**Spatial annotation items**
-=-=-=-=-
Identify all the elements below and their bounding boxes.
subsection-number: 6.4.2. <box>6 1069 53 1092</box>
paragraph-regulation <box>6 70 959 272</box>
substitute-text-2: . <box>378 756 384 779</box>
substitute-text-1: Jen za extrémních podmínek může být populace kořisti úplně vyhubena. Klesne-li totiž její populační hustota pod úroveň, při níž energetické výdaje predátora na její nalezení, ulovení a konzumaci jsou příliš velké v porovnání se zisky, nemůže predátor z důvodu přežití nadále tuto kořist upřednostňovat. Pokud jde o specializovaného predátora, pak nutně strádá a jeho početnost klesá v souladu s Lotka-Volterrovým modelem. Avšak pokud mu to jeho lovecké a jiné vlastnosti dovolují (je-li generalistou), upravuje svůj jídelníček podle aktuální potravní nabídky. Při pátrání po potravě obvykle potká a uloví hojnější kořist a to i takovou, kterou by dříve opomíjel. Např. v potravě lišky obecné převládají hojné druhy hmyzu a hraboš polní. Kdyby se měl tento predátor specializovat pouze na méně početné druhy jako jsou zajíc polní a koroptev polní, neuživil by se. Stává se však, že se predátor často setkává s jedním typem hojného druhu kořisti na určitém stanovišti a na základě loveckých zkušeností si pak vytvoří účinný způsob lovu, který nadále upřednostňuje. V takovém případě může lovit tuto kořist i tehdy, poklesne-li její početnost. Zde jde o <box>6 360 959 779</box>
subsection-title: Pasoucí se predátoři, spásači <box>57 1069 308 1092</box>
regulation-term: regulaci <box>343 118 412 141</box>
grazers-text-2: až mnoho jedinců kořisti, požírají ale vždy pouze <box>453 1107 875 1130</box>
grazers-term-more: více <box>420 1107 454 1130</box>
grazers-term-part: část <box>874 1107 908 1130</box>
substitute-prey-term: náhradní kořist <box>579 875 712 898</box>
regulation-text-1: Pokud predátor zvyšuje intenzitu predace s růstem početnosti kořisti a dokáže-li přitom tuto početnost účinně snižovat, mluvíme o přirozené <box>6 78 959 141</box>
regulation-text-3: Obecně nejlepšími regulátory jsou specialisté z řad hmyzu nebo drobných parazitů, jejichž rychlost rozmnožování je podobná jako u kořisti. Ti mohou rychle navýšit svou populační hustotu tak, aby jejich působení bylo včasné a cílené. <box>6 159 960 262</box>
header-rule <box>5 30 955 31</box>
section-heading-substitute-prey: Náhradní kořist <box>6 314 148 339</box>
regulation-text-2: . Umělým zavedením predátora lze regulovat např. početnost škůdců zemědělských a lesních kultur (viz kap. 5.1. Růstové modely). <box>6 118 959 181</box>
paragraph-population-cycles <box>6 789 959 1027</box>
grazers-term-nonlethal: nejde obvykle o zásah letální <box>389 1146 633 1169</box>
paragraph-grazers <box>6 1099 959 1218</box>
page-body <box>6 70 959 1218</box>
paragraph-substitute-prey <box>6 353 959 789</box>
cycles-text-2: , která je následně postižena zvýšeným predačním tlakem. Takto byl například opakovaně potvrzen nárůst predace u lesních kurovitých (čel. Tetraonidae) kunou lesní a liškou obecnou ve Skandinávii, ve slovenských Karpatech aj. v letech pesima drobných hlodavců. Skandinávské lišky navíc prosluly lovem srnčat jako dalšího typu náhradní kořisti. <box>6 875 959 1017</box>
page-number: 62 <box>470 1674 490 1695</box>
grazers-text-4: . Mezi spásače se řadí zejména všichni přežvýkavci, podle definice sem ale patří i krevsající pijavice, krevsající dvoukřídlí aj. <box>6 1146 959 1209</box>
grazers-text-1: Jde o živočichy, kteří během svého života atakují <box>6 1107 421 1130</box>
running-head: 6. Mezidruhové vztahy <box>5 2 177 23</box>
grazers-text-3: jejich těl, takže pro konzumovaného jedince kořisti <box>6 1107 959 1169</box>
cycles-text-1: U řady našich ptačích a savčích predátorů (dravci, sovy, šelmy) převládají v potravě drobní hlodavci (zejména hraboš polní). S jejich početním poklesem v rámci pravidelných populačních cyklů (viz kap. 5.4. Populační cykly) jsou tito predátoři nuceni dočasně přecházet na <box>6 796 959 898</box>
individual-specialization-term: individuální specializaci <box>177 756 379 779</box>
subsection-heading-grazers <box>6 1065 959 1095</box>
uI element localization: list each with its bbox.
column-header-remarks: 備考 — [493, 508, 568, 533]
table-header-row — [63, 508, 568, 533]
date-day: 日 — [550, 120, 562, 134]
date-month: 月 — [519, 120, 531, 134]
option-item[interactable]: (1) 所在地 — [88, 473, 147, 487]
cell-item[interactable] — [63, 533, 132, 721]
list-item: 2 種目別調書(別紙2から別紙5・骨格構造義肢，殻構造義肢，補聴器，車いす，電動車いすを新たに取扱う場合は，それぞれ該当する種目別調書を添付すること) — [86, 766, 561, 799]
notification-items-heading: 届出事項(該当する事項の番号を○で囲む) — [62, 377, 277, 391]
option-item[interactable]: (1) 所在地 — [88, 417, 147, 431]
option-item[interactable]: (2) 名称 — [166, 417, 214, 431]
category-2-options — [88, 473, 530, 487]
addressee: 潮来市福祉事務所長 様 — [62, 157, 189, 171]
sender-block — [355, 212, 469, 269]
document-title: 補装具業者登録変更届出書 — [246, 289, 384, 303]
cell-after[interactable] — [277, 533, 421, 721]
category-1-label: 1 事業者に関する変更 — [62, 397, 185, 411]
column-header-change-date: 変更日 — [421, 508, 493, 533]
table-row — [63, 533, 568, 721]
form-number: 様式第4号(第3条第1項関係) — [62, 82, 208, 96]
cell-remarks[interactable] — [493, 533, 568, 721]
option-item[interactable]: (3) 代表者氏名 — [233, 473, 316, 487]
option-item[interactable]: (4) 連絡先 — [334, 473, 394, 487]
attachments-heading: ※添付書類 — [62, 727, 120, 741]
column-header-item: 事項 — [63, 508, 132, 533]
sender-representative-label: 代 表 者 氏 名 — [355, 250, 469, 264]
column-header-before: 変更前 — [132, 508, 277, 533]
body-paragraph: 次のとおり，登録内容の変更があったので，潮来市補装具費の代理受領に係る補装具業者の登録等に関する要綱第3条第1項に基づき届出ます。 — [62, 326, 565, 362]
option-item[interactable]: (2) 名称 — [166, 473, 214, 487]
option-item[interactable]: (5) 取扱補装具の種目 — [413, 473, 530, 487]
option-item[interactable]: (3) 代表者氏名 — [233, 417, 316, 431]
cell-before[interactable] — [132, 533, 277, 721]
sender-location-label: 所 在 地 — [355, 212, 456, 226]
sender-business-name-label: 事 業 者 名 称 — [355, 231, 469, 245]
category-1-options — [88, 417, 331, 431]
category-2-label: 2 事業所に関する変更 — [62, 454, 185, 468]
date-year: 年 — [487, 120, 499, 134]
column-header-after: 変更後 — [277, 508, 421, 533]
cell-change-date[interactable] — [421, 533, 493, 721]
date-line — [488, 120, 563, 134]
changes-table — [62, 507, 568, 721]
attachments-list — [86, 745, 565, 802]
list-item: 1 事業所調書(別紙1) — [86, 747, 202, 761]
-=-=-=-=-
**DIRECTIVE**
Copy, character for character, the lines that run from the start of the items through the line containing "substitute-text-2: . <box>378", both ends included, and nothing beyond them.

**RESPONSE TO THE TASK**
Identify all the elements below and their bounding boxes.
subsection-number: 6.4.2. <box>6 1069 53 1092</box>
paragraph-regulation <box>6 70 959 272</box>
substitute-text-2: . <box>378 756 384 779</box>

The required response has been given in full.